» **Task brief**: Collect all lines below with the string "content".

» **Records for the task**:
---------------

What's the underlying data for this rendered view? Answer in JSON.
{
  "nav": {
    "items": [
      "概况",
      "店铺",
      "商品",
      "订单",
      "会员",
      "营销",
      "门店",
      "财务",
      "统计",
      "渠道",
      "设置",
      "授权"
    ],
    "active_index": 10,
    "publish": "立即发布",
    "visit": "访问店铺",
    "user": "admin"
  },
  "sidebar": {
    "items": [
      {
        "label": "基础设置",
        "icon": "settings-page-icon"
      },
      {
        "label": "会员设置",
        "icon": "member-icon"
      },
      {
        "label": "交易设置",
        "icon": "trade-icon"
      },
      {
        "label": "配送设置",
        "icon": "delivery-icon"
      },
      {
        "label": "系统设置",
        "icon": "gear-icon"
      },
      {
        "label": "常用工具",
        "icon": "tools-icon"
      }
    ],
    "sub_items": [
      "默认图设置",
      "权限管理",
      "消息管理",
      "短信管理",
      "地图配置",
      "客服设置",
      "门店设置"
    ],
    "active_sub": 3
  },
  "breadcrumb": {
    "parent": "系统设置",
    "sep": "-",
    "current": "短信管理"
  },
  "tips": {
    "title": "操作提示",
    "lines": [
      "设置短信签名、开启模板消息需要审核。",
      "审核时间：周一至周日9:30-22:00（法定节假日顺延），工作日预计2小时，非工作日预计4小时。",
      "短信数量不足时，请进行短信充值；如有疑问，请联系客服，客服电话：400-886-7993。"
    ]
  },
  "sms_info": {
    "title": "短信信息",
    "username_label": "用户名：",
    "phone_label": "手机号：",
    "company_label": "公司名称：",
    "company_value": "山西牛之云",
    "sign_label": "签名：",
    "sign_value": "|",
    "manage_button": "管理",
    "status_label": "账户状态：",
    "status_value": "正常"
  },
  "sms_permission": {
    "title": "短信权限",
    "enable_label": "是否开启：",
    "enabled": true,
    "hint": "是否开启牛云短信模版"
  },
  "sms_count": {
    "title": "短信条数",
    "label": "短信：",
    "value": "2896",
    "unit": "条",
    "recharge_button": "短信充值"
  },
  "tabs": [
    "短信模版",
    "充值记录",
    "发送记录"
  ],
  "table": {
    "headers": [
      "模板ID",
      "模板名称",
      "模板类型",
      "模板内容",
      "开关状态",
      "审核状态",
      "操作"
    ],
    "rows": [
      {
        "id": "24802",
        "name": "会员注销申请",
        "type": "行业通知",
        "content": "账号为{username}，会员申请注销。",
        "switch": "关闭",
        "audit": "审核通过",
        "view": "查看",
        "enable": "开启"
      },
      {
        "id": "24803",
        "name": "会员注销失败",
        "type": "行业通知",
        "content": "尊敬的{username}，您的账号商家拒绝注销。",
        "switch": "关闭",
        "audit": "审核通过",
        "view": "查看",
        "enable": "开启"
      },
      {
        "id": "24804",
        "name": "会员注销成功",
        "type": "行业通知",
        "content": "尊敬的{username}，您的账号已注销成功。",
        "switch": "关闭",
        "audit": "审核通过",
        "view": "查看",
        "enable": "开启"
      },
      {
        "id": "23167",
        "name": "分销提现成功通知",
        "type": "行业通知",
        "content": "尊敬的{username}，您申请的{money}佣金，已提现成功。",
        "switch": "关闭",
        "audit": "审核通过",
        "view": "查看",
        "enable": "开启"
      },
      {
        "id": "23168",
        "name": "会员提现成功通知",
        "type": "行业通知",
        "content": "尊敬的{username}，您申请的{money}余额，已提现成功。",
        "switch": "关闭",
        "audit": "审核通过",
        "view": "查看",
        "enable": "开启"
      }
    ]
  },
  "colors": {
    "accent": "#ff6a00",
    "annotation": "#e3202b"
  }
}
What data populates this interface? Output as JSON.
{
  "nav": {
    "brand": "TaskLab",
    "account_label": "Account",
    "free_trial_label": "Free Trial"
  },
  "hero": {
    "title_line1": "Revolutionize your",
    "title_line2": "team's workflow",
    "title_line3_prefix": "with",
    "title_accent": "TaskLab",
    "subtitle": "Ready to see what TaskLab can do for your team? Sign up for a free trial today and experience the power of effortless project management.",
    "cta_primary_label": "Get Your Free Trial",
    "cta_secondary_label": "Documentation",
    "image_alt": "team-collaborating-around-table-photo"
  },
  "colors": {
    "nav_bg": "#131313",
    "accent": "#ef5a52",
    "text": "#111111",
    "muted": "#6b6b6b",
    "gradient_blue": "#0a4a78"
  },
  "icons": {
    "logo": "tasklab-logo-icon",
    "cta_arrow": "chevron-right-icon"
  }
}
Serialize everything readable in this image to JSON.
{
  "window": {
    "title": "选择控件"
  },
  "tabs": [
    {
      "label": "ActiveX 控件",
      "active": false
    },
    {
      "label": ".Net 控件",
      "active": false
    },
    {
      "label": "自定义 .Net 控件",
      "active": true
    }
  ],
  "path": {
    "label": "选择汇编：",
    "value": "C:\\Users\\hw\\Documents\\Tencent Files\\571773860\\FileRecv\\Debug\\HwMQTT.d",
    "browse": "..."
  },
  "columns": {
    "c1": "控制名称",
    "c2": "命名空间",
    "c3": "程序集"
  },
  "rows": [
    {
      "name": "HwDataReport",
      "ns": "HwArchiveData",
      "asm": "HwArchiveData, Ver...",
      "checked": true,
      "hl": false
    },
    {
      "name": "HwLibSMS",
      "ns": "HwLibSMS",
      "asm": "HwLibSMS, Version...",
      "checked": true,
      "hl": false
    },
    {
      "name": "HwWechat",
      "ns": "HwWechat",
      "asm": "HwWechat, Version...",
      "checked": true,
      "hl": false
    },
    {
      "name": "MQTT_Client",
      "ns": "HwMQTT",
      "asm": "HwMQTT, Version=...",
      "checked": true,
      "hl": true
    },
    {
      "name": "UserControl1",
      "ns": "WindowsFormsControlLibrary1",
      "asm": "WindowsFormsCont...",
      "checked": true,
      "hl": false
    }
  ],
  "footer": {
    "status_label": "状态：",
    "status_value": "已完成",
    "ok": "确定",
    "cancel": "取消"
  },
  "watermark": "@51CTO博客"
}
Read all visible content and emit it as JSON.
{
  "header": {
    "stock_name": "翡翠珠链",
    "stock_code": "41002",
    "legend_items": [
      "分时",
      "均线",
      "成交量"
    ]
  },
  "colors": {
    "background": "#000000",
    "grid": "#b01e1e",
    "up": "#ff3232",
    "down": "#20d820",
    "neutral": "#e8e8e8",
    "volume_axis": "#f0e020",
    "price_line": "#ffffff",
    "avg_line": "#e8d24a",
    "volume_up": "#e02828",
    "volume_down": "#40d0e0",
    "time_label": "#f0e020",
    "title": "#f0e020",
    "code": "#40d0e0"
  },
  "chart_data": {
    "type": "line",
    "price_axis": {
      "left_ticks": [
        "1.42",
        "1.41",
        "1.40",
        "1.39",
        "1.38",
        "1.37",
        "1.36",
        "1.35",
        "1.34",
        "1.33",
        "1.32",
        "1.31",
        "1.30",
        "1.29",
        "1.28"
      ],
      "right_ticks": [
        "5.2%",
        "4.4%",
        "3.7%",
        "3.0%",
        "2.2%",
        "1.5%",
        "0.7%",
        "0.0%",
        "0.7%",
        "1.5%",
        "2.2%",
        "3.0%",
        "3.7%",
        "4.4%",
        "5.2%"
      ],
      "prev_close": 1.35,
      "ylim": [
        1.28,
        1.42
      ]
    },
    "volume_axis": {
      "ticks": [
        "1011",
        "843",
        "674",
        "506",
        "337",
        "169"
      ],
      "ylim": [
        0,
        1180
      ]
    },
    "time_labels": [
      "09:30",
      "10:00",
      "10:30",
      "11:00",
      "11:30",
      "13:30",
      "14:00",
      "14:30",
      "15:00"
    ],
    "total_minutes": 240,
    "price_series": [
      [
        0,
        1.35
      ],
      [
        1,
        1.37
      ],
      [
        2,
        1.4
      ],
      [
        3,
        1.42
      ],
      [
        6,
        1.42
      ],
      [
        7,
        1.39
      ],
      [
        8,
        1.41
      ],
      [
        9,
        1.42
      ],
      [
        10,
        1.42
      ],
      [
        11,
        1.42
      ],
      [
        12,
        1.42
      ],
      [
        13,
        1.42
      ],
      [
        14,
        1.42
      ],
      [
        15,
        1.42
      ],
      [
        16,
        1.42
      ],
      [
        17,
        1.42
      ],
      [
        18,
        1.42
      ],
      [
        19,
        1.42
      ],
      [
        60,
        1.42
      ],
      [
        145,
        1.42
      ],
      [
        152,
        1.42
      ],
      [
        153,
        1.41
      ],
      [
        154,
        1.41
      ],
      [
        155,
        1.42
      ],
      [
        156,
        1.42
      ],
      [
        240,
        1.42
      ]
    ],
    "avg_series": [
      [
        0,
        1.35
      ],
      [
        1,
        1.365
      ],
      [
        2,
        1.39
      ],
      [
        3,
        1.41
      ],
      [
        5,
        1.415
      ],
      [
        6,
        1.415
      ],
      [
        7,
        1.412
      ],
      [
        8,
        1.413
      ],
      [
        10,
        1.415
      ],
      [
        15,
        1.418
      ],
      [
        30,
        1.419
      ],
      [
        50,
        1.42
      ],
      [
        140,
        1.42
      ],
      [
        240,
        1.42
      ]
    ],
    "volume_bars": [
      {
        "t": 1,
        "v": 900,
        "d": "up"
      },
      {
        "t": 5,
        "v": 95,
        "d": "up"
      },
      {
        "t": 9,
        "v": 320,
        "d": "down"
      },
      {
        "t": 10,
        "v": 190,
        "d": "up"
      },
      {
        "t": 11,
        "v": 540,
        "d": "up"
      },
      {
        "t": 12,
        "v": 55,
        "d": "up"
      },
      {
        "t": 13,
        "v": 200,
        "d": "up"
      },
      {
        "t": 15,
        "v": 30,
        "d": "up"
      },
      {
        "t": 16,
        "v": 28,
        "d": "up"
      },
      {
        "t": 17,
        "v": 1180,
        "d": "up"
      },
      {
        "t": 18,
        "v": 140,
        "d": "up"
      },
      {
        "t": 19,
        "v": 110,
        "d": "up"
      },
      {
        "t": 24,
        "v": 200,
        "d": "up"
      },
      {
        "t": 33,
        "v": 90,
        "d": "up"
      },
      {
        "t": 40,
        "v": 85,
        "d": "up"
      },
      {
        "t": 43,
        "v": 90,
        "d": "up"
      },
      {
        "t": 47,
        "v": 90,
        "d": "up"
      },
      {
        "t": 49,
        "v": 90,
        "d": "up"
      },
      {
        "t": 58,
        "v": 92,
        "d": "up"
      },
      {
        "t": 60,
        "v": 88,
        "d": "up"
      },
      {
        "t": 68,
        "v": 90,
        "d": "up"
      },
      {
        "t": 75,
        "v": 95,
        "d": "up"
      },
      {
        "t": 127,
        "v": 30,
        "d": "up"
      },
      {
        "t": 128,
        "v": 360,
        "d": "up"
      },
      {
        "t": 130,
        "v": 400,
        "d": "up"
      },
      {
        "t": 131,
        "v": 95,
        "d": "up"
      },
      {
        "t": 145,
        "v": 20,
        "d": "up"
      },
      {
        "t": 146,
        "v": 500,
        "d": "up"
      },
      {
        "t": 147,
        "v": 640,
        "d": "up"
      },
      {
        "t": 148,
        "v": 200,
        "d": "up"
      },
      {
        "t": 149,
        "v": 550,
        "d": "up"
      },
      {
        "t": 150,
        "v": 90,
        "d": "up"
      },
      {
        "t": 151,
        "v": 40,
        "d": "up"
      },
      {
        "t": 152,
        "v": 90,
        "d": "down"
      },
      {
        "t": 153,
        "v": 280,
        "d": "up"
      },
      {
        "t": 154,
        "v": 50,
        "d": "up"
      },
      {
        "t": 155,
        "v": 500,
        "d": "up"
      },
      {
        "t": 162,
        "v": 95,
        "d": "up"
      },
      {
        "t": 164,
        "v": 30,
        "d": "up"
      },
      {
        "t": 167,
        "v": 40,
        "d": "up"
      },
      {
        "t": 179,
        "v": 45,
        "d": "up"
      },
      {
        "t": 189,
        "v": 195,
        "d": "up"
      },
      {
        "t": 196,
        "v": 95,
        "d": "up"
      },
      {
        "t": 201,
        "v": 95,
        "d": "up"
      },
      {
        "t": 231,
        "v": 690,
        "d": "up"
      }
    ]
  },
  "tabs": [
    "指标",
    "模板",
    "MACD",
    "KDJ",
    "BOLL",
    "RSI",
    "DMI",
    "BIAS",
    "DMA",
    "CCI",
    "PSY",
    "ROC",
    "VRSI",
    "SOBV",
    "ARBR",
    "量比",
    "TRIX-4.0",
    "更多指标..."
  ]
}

---------------

» **Response to the exercise**:
        "content": "账号为{username}，会员申请注销。",
        "content": "尊敬的{username}，您的账号商家拒绝注销。",
        "content": "尊敬的{username}，您的账号已注销成功。",
        "content": "尊敬的{username}，您申请的{money}佣金，已提现成功。",
        "content": "尊敬的{username}，您申请的{money}余额，已提现成功。",
Read all visible content and emit it as JSON.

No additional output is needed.